ASSIGNMENT = Verbatim copy without images: repeat the records in full.
----------
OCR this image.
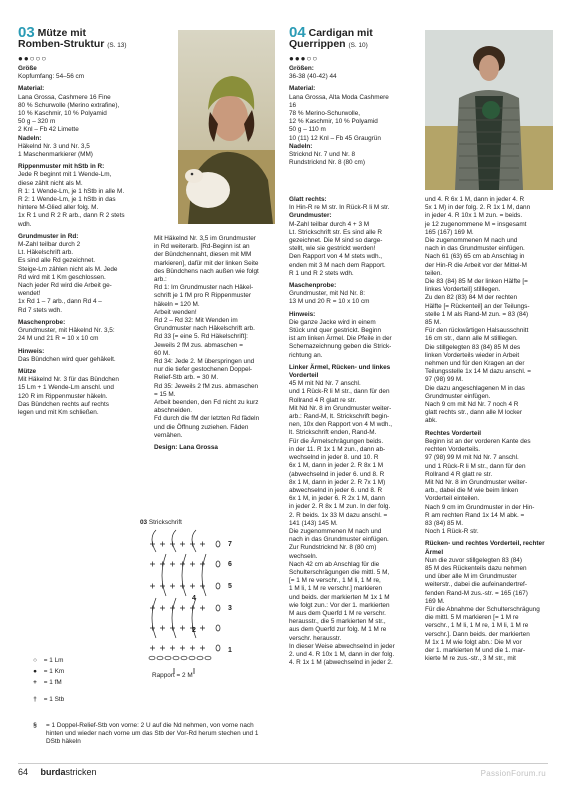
03 Mütze mit
Romben-Struktur (S. 13)
●●○○○
Größe

Kopfumfang: 54–56 cm

Material:
Lana Grossa, Cashmere 16 Fine
80 % Schurwolle (Merino extrafine),
10 % Kaschmir, 10 % Polyamid
50 g – 320 m
2 Knl – Fb 42 Limette
Nadeln:
Häkelnd Nr. 3 und Nr. 3,5
1 Maschenmarkierer (MM)
Rippenmuster mit hStb in R:
Jede R beginnt mit 1 Wende-Lm,
diese zählt nicht als M.
R 1: 1 Wende-Lm, je 1 hStb in alle M.
R 2: 1 Wende-Lm, je 1 hStb in das
hintere M-Glied aller folg. M.
1x R 1 und R 2 R arb., dann R 2 stets
wdh.
Grundmuster in Rd:
M-Zahl teilbar durch 2
Lt. Häkelschrift arb.
Es sind alle Rd gezeichnet.
Steige-Lm zählen nicht als M. Jede
Rd wird mit 1 Km geschlossen.
Nach jeder Rd wird die Arbeit ge-
wendet!
1x Rd 1 – 7 arb., dann Rd 4 –
Rd 7 stets wdh.
Maschenprobe:
Grundmuster, mit Häkelnd Nr. 3,5:
24 M und 21 R = 10 x 10 cm
Hinweis:
Das Bündchen wird quer gehäkelt.
Mütze
Mit Häkelnd Nr. 3 für das Bündchen
15 Lm + 1 Wende-Lm anschl. und
120 R im Rippenmuster häkeln.
Das Bündchen rechts auf rechts
legen und mit Km schließen.
Mit Häkelnd Nr. 3,5 im Grundmuster
in Rd weiterarb. [Rd-Beginn ist an
der Bündchennaht, diesen mit MM
markieren], dafür mit der linken Seite
des Bündchens nach außen wie folgt
arb.:
Rd 1: Im Grundmuster nach Häkel-
schrift je 1 fM pro R Rippenmuster
häkeln = 120 M.
Arbeit wenden!
Rd 2 – Rd 32: Mit Wenden im
Grundmuster nach Häkelschrift arb.
Rd 33 [= eine 5. Rd Häkelschrift]:
Jeweils 2 fM zus. abmaschen =
60 M.
Rd 34: Jede 2. M überspringen und
nur die tiefer gestochenen Doppel-
Relief-Stb arb. = 30 M.
Rd 35: Jeweils 2 fM zus. abmaschen
= 15 M.
Arbeit beenden, den Fd nicht zu kurz
abschneiden.
Fd durch die fM der letzten Rd fädeln
und die Öffnung zuziehen. Fäden
vernähen.

Design: Lana Grossa

03 Strickschrift
7
6
5
4
3
2
1
Rapport = 2 M
○ = 1 Lm
● = 1 Km
+ = 1 fM
† = 1 Stb
§	= 1 Doppel-Relief-Stb von vorne: 2 U auf die Nd nehmen, von vorne nach hinten und wieder nach vorne um das Stb der Vor-Rd herum stechen und 1 DStb häkeln
04 Cardigan mit
Querrippen (S. 10)
●●●○○
Größen:

36-38 (40-42) 44

Material:
Lana Grossa, Alta Moda Cashmere
16
78 % Merino-Schurwolle,
12 % Kaschmir, 10 % Polyamid
50 g – 110 m
10 (11) 12 Knl – Fb 45 Graugrün
Nadeln:
Stricknd Nr. 7 und Nr. 8
Rundstricknd Nr. 8 (80 cm)
Glatt rechts:
In Hin-R re M str. In Rück-R li M str.
Grundmuster:
M-Zahl teilbar durch 4 + 3 M
Lt. Strickschrift str. Es sind alle R
gezeichnet. Die M sind so darge-
stellt, wie sie gestrickt werden!
Den Rapport von 4 M stets wdh.,
enden mit 3 M nach dem Rapport.
R 1 und R 2 stets wdh.
Maschenprobe:
Grundmuster, mit Nd Nr. 8:
13 M und 20 R = 10 x 10 cm
Hinweis:
Die ganze Jacke wird in einem
Stück und quer gestrickt. Beginn
ist am linken Ärmel. Die Pfeile in der
Schemazeichnung geben die Strick-
richtung an.
Linker Ärmel, Rücken- und linkes Vorderteil
45 M mit Nd Nr. 7 anschl.
und 1 Rück-R li M str., dann für den
Rollrand 4 R glatt re str.
Mit Nd Nr. 8 im Grundmuster weiter-
arb.: Rand-M, lt. Strickschrift begin-
nen, 10x den Rapport von 4 M wdh.,
lt. Strickschrift enden, Rand-M.
Für die Ärmelschrägungen beids.
in der 11. R 1x 1 M zun., dann ab-
wechselnd in jeder 8. und 10. R
6x 1 M, dann in jeder 2. R 8x 1 M
(abwechselnd in jeder 6. und 8. R
8x 1 M, dann in jeder 2. R 7x 1 M)
abwechselnd in jeder 6. und 8. R
6x 1 M, in jeder 6. R 2x 1 M, dann
in jeder 2. R 8x 1 M zun. In der folg.
2. R beids. 1x 33 M dazu anschl. =
141 (143) 145 M.
Die zugenommenen M nach und
nach in das Grundmuster einfügen.
Zur Rundstricknd Nr. 8 (80 cm)
wechseln.
Nach 42 cm ab Anschlag für die
Schulterschrägungen die mittl. 5 M,
[= 1 M re verschr., 1 M li, 1 M re,
1 M li, 1 M re verschr.] markieren
und beids. der markierten M 1x 1 M
wie folgt zun.: Vor der 1. markierten
M aus dem Querfd 1 M re verschr.
herausstr., die 5 markierten M str.,
aus dem Querfd zur folg. M 1 M re
verschr. herausstr.
In dieser Weise abwechselnd in jeder
2. und 4. R 10x 1 M, dann in der folg.
4. R 1x 1 M (abwechselnd in jeder 2.
und 4. R 6x 1 M, dann in jeder 4. R
5x 1 M) in der folg. 2. R 1x 1 M, dann
in jeder 4. R 10x 1 M zun. = beids.
je 12 zugenommene M = insgesamt
165 (167) 169 M.
Die zugenommenen M nach und
nach in das Grundmuster einfügen.
Nach 61 (63) 65 cm ab Anschlag in
der Hin-R die Arbeit vor der Mittel-M
teilen.
Die 83 (84) 85 M der linken Hälfte [=
linkes Vorderteil] stilllegen.
Zu den 82 (83) 84 M der rechten
Hälfte [= Rückenteil] an der Teilungs-
stelle 1 M als Rand-M zun. = 83 (84)
85 M.
Für den rückwärtigen Halsausschnitt
16 cm str., dann alle M stilllegen.
Die stillgelegten 83 (84) 85 M des
linken Vorderteils wieder in Arbeit
nehmen und für den Kragen an der
Teilungsstelle 1x 14 M dazu anschl. =
97 (98) 99 M.
Die dazu angeschlagenen M in das
Grundmuster einfügen.
Nach 9 cm mit Nd Nr. 7 noch 4 R
glatt rechts str., dann alle M locker
abk.
Rechtes Vorderteil
Beginn ist an der vorderen Kante des
rechten Vorderteils.
97 (98) 99 M mit Nd Nr. 7 anschl.
und 1 Rück-R li M str., dann für den
Rollrand 4 R glatt re str.
Mit Nd Nr. 8 im Grundmuster weiter-
arb., dabei die M wie beim linken
Vorderteil einteilen.
Nach 9 cm im Grundmuster in der Hin-
R am rechten Rand 1x 14 M abk. =
83 (84) 85 M.
Noch 1 Rück-R str.
Rücken- und rechtes Vorderteil, rechter Ärmel
Nun die zuvor stillgelegten 83 (84)
85 M des Rückenteils dazu nehmen
und über alle M im Grundmuster
weiterstr., dabei die aufeinandertref-
fenden Rand-M zus.-str. = 165 (167)
169 M.
Für die Abnahme der Schulterschrägung
die mittl. 5 M markieren [= 1 M re
verschr., 1 M li, 1 M re, 1 M li, 1 M re
verschr.]. Dann beids. der markierten
M 1x 1 M wie folgt abn.: Die M vor
der 1. markierten M und die 1. mar-
kierte M re zus.-str., 3 M str., mit
64 burdastricken	PassionForum.ru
----------
YOUR SOLUTION =
OCR this image.
03 Mütze mit
Romben-Struktur (S. 13)
●●○○○
Größe

Kopfumfang: 54–56 cm

Material:
Lana Grossa, Cashmere 16 Fine
80 % Schurwolle (Merino extrafine),
10 % Kaschmir, 10 % Polyamid
50 g – 320 m
2 Knl – Fb 42 Limette
Nadeln:
Häkelnd Nr. 3 und Nr. 3,5
1 Maschenmarkierer (MM)
Rippenmuster mit hStb in R:
Jede R beginnt mit 1 Wende-Lm,
diese zählt nicht als M.
R 1: 1 Wende-Lm, je 1 hStb in alle M.
R 2: 1 Wende-Lm, je 1 hStb in das
hintere M-Glied aller folg. M.
1x R 1 und R 2 R arb., dann R 2 stets
wdh.
Grundmuster in Rd:
M-Zahl teilbar durch 2
Lt. Häkelschrift arb.
Es sind alle Rd gezeichnet.
Steige-Lm zählen nicht als M. Jede
Rd wird mit 1 Km geschlossen.
Nach jeder Rd wird die Arbeit ge-
wendet!
1x Rd 1 – 7 arb., dann Rd 4 –
Rd 7 stets wdh.
Maschenprobe:
Grundmuster, mit Häkelnd Nr. 3,5:
24 M und 21 R = 10 x 10 cm
Hinweis:
Das Bündchen wird quer gehäkelt.
Mütze
Mit Häkelnd Nr. 3 für das Bündchen
15 Lm + 1 Wende-Lm anschl. und
120 R im Rippenmuster häkeln.
Das Bündchen rechts auf rechts
legen und mit Km schließen.
Mit Häkelnd Nr. 3,5 im Grundmuster
in Rd weiterarb. [Rd-Beginn ist an
der Bündchennaht, diesen mit MM
markieren], dafür mit der linken Seite
des Bündchens nach außen wie folgt
arb.:
Rd 1: Im Grundmuster nach Häkel-
schrift je 1 fM pro R Rippenmuster
häkeln = 120 M.
Arbeit wenden!
Rd 2 – Rd 32: Mit Wenden im
Grundmuster nach Häkelschrift arb.
Rd 33 [= eine 5. Rd Häkelschrift]:
Jeweils 2 fM zus. abmaschen =
60 M.
Rd 34: Jede 2. M überspringen und
nur die tiefer gestochenen Doppel-
Relief-Stb arb. = 30 M.
Rd 35: Jeweils 2 fM zus. abmaschen
= 15 M.
Arbeit beenden, den Fd nicht zu kurz
abschneiden.
Fd durch die fM der letzten Rd fädeln
und die Öffnung zuziehen. Fäden
vernähen.

Design: Lana Grossa

03 Strickschrift
7
6
5
4
3
2
1
Rapport = 2 M
○ = 1 Lm
● = 1 Km
+ = 1 fM
† = 1 Stb
§	= 1 Doppel-Relief-Stb von vorne: 2 U auf die Nd nehmen, von vorne nach hinten und wieder nach vorne um das Stb der Vor-Rd herum stechen und 1 DStb häkeln
04 Cardigan mit
Querrippen (S. 10)
●●●○○
Größen:

36-38 (40-42) 44

Material:
Lana Grossa, Alta Moda Cashmere
16
78 % Merino-Schurwolle,
12 % Kaschmir, 10 % Polyamid
50 g – 110 m
10 (11) 12 Knl – Fb 45 Graugrün
Nadeln:
Stricknd Nr. 7 und Nr. 8
Rundstricknd Nr. 8 (80 cm)
Glatt rechts:
In Hin-R re M str. In Rück-R li M str.
Grundmuster:
M-Zahl teilbar durch 4 + 3 M
Lt. Strickschrift str. Es sind alle R
gezeichnet. Die M sind so darge-
stellt, wie sie gestrickt werden!
Den Rapport von 4 M stets wdh.,
enden mit 3 M nach dem Rapport.
R 1 und R 2 stets wdh.
Maschenprobe:
Grundmuster, mit Nd Nr. 8:
13 M und 20 R = 10 x 10 cm
Hinweis:
Die ganze Jacke wird in einem
Stück und quer gestrickt. Beginn
ist am linken Ärmel. Die Pfeile in der
Schemazeichnung geben die Strick-
richtung an.
Linker Ärmel, Rücken- und linkes Vorderteil
45 M mit Nd Nr. 7 anschl.
und 1 Rück-R li M str., dann für den
Rollrand 4 R glatt re str.
Mit Nd Nr. 8 im Grundmuster weiter-
arb.: Rand-M, lt. Strickschrift begin-
nen, 10x den Rapport von 4 M wdh.,
lt. Strickschrift enden, Rand-M.
Für die Ärmelschrägungen beids.
in der 11. R 1x 1 M zun., dann ab-
wechselnd in jeder 8. und 10. R
6x 1 M, dann in jeder 2. R 8x 1 M
(abwechselnd in jeder 6. und 8. R
8x 1 M, dann in jeder 2. R 7x 1 M)
abwechselnd in jeder 6. und 8. R
6x 1 M, in jeder 6. R 2x 1 M, dann
in jeder 2. R 8x 1 M zun. In der folg.
2. R beids. 1x 33 M dazu anschl. =
141 (143) 145 M.
Die zugenommenen M nach und
nach in das Grundmuster einfügen.
Zur Rundstricknd Nr. 8 (80 cm)
wechseln.
Nach 42 cm ab Anschlag für die
Schulterschrägungen die mittl. 5 M,
[= 1 M re verschr., 1 M li, 1 M re,
1 M li, 1 M re verschr.] markieren
und beids. der markierten M 1x 1 M
wie folgt zun.: Vor der 1. markierten
M aus dem Querfd 1 M re verschr.
herausstr., die 5 markierten M str.,
aus dem Querfd zur folg. M 1 M re
verschr. herausstr.
In dieser Weise abwechselnd in jeder
2. und 4. R 10x 1 M, dann in der folg.
4. R 1x 1 M (abwechselnd in jeder 2.
und 4. R 6x 1 M, dann in jeder 4. R
5x 1 M) in der folg. 2. R 1x 1 M, dann
in jeder 4. R 10x 1 M zun. = beids.
je 12 zugenommene M = insgesamt
165 (167) 169 M.
Die zugenommenen M nach und
nach in das Grundmuster einfügen.
Nach 61 (63) 65 cm ab Anschlag in
der Hin-R die Arbeit vor der Mittel-M
teilen.
Die 83 (84) 85 M der linken Hälfte [=
linkes Vorderteil] stilllegen.
Zu den 82 (83) 84 M der rechten
Hälfte [= Rückenteil] an der Teilungs-
stelle 1 M als Rand-M zun. = 83 (84)
85 M.
Für den rückwärtigen Halsausschnitt
16 cm str., dann alle M stilllegen.
Die stillgelegten 83 (84) 85 M des
linken Vorderteils wieder in Arbeit
nehmen und für den Kragen an der
Teilungsstelle 1x 14 M dazu anschl. =
97 (98) 99 M.
Die dazu angeschlagenen M in das
Grundmuster einfügen.
Nach 9 cm mit Nd Nr. 7 noch 4 R
glatt rechts str., dann alle M locker
abk.
Rechtes Vorderteil
Beginn ist an der vorderen Kante des
rechten Vorderteils.
97 (98) 99 M mit Nd Nr. 7 anschl.
und 1 Rück-R li M str., dann für den
Rollrand 4 R glatt re str.
Mit Nd Nr. 8 im Grundmuster weiter-
arb., dabei die M wie beim linken
Vorderteil einteilen.
Nach 9 cm im Grundmuster in der Hin-
R am rechten Rand 1x 14 M abk. =
83 (84) 85 M.
Noch 1 Rück-R str.
Rücken- und rechtes Vorderteil, rechter Ärmel
Nun die zuvor stillgelegten 83 (84)
85 M des Rückenteils dazu nehmen
und über alle M im Grundmuster
weiterstr., dabei die aufeinandertref-
fenden Rand-M zus.-str. = 165 (167)
169 M.
Für die Abnahme der Schulterschrägung
die mittl. 5 M markieren [= 1 M re
verschr., 1 M li, 1 M re, 1 M li, 1 M re
verschr.]. Dann beids. der markierten
M 1x 1 M wie folgt abn.: Die M vor
der 1. markierten M und die 1. mar-
kierte M re zus.-str., 3 M str., mit
64 burdastricken	PassionForum.ru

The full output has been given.